Exercise details
Extract all lines that hold the string "ffffff".

>> begin Dataset records

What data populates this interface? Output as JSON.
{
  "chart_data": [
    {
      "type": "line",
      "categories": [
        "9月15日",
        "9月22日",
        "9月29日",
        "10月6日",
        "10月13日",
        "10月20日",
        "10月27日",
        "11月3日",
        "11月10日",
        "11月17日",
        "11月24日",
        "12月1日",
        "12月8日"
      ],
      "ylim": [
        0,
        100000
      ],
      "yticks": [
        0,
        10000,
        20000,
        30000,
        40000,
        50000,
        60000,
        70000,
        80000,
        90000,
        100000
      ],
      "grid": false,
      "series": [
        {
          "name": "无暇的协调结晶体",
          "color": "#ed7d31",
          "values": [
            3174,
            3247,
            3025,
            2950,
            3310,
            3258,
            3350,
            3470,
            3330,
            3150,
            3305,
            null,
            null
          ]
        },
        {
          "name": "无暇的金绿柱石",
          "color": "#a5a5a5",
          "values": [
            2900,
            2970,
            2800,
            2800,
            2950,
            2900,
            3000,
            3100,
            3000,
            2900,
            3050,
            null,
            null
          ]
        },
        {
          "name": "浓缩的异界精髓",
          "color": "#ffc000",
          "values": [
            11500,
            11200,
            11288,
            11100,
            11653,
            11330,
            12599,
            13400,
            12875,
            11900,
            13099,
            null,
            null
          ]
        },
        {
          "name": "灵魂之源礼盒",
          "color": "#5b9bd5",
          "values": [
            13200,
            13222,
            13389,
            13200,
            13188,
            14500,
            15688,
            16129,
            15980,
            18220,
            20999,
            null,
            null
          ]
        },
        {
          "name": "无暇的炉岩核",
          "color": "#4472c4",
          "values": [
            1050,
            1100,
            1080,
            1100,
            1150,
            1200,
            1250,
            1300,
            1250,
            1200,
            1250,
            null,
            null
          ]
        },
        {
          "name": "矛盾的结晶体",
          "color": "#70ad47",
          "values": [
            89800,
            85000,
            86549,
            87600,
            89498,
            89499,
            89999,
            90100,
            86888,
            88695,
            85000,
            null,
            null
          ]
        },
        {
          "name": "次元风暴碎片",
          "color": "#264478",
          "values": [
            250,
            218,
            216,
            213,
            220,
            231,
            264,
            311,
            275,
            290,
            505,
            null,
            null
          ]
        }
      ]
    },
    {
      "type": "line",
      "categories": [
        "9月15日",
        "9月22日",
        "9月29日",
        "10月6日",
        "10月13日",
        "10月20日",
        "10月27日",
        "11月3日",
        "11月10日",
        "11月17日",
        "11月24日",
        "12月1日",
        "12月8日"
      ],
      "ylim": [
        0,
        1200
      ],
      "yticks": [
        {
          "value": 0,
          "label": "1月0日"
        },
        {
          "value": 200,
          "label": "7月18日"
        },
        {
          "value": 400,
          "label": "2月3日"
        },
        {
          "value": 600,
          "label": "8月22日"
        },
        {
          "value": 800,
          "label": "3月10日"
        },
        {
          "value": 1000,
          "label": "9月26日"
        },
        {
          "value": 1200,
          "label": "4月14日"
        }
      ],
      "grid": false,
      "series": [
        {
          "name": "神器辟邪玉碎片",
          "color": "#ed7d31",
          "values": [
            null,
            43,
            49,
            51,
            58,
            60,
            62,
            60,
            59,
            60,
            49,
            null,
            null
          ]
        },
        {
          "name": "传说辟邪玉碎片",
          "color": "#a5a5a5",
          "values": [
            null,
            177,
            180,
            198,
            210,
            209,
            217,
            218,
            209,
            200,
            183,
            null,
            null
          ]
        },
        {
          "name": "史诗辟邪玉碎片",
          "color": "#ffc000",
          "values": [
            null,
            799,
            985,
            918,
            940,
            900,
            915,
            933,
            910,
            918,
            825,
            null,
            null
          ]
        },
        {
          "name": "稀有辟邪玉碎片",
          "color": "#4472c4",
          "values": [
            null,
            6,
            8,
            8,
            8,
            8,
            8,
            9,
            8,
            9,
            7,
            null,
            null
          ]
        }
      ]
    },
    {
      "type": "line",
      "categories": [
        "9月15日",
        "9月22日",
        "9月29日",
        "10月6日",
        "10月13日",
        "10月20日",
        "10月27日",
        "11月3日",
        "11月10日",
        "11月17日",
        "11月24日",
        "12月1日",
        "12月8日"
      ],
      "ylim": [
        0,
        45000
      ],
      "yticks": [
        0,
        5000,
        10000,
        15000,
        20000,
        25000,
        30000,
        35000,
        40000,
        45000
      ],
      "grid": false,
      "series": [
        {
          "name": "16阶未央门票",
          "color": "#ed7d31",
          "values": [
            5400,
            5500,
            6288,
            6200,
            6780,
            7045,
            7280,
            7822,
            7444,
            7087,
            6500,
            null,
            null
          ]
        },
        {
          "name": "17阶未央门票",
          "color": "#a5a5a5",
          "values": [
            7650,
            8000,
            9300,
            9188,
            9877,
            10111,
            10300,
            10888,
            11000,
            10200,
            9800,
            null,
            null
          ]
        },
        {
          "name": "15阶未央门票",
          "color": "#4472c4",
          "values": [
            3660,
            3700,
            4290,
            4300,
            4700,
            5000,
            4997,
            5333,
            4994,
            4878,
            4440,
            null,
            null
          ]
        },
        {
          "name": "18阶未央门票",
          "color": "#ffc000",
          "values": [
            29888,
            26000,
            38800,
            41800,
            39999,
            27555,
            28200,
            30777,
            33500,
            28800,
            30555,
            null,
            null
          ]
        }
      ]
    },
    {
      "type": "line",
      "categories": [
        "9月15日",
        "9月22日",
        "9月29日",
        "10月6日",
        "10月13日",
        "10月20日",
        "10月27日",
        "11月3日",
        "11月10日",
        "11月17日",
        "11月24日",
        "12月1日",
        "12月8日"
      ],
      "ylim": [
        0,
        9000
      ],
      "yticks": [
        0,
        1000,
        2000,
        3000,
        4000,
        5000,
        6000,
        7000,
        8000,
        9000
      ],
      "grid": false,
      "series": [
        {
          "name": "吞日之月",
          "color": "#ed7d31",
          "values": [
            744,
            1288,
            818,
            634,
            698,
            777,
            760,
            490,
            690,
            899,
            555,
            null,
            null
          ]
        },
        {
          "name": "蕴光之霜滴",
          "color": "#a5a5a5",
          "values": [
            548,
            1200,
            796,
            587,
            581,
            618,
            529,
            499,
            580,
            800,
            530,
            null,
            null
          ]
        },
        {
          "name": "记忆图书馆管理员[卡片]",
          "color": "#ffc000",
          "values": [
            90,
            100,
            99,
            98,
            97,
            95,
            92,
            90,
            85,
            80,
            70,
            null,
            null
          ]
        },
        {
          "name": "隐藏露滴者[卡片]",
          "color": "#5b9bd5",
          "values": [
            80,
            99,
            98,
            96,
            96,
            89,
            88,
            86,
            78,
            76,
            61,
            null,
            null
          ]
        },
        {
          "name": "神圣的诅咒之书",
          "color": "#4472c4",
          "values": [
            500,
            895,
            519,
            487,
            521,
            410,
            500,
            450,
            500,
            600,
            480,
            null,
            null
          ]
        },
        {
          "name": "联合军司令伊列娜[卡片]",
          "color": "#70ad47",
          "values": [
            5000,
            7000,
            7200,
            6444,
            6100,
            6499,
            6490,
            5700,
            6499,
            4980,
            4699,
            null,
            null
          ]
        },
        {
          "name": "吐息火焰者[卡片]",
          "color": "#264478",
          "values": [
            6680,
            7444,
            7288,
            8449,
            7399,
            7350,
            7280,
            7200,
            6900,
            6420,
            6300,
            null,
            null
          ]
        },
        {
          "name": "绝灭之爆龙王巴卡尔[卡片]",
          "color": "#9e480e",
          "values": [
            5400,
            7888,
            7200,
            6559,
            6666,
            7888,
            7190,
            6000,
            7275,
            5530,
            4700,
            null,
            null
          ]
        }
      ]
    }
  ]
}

>> end Dataset records
>> begin Dataset records

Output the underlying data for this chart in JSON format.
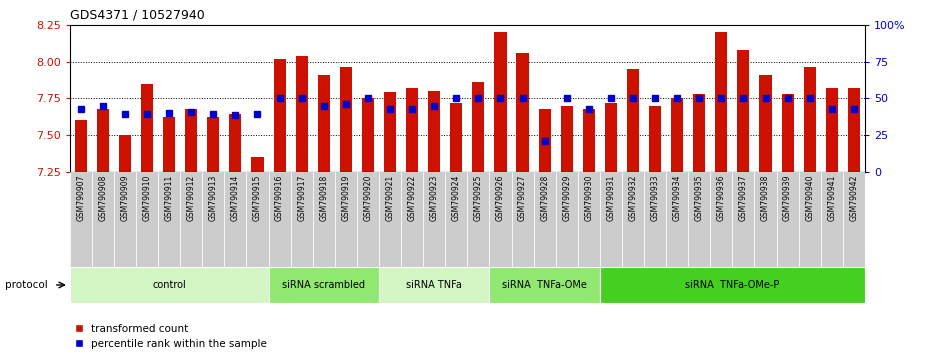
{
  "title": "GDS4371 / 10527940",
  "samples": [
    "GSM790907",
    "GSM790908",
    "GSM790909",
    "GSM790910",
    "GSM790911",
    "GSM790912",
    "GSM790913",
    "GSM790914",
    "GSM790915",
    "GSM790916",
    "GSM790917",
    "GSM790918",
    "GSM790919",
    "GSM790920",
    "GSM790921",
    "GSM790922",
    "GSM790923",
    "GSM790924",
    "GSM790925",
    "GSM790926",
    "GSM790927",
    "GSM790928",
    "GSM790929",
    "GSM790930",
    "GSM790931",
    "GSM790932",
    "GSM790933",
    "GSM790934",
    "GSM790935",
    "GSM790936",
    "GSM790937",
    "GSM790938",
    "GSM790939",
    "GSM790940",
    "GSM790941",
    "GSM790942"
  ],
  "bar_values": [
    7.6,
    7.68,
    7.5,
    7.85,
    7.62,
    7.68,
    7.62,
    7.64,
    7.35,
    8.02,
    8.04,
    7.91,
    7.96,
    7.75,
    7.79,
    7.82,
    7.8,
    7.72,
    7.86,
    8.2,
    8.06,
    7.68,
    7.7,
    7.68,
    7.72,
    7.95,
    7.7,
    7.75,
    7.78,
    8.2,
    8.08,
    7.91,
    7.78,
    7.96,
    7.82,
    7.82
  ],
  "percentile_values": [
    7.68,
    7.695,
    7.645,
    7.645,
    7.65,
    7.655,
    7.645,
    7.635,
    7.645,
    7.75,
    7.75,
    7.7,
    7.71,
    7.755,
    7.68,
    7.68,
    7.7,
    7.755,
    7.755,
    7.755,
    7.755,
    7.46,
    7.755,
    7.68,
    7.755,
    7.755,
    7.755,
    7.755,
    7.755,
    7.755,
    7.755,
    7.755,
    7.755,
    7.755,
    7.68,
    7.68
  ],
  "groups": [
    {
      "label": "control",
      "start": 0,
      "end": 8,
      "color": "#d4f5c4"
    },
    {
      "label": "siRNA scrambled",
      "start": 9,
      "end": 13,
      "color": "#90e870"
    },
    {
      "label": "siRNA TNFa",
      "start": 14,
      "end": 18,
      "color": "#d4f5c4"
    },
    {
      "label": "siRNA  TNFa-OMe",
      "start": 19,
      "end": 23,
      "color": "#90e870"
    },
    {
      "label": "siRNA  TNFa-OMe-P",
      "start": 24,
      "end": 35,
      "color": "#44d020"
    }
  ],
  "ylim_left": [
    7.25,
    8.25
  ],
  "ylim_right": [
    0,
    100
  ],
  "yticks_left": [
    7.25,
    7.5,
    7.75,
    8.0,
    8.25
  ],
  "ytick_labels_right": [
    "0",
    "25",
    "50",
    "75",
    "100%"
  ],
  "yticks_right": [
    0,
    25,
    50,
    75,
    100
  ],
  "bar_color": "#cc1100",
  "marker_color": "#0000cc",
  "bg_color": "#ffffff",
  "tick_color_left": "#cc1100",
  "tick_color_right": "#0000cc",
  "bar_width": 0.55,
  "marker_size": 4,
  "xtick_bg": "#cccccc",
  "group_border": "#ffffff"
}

>> end Dataset records

Task output
  "bg_color": "#ffffff",
  "group_border": "#ffffff"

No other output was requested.